Listing =>
^^^^^^^^^^^^^^^^

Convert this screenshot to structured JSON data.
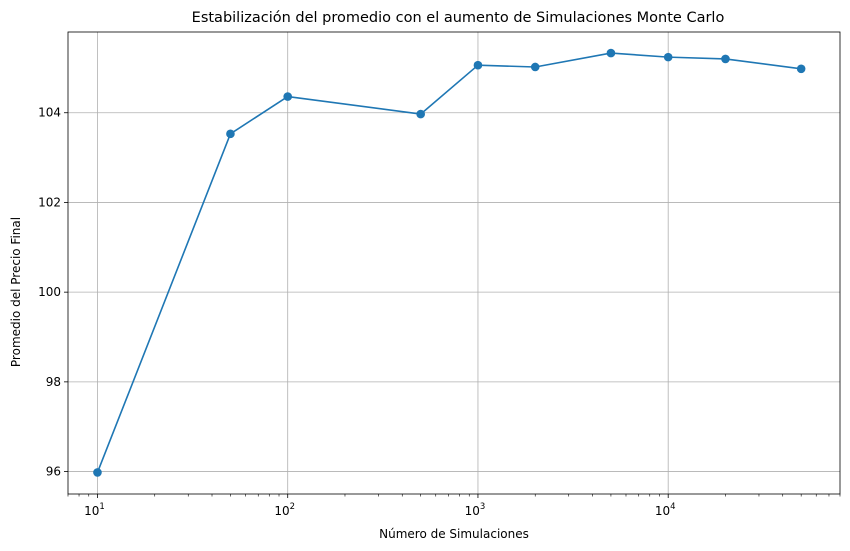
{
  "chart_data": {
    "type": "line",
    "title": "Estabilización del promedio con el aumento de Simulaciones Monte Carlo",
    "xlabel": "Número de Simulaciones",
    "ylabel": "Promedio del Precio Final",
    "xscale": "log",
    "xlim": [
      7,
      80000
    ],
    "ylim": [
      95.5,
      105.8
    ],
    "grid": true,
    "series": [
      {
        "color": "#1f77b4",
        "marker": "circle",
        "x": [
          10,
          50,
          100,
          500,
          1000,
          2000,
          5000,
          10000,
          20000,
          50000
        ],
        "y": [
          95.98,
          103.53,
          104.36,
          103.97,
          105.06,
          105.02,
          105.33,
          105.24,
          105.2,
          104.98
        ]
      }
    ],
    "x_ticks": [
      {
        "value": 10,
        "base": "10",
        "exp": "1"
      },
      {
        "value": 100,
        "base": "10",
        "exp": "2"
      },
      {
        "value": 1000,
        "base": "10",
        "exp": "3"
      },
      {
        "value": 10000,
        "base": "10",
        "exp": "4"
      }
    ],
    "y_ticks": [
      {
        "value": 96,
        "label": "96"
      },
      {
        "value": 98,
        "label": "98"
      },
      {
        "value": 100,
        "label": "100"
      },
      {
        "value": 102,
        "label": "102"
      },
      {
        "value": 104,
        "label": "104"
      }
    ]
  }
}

^^^^^^^^^^^^^^^^

What is asked =>
Look for "Simulaciones" and pull out every line that has it.

Solution to the exercise =>
    "title": "Estabilización del promedio con el aumento de Simulaciones Monte Carlo",
    "xlabel": "Número de Simulaciones",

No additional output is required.